* **Task goal**
Find each line with the string "Population" and copy it.

* **Dataset entries**
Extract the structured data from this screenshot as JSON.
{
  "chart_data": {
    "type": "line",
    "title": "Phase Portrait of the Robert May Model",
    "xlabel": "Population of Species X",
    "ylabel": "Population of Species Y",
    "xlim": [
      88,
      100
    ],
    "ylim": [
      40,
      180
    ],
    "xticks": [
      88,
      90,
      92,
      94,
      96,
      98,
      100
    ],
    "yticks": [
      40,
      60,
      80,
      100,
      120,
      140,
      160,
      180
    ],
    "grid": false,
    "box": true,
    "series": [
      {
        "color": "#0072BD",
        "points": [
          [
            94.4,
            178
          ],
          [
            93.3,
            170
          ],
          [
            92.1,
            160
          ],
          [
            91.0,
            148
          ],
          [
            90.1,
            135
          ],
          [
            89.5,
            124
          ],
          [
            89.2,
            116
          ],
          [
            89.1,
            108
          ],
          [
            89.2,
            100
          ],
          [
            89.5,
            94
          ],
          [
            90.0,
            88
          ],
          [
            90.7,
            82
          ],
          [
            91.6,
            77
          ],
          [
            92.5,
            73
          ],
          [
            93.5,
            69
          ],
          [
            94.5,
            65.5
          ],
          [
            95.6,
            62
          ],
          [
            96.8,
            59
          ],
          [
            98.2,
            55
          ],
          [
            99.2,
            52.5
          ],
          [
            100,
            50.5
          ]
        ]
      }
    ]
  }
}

* **Completed exercise**
    "xlabel": "Population of Species X",
    "ylabel": "Population of Species Y",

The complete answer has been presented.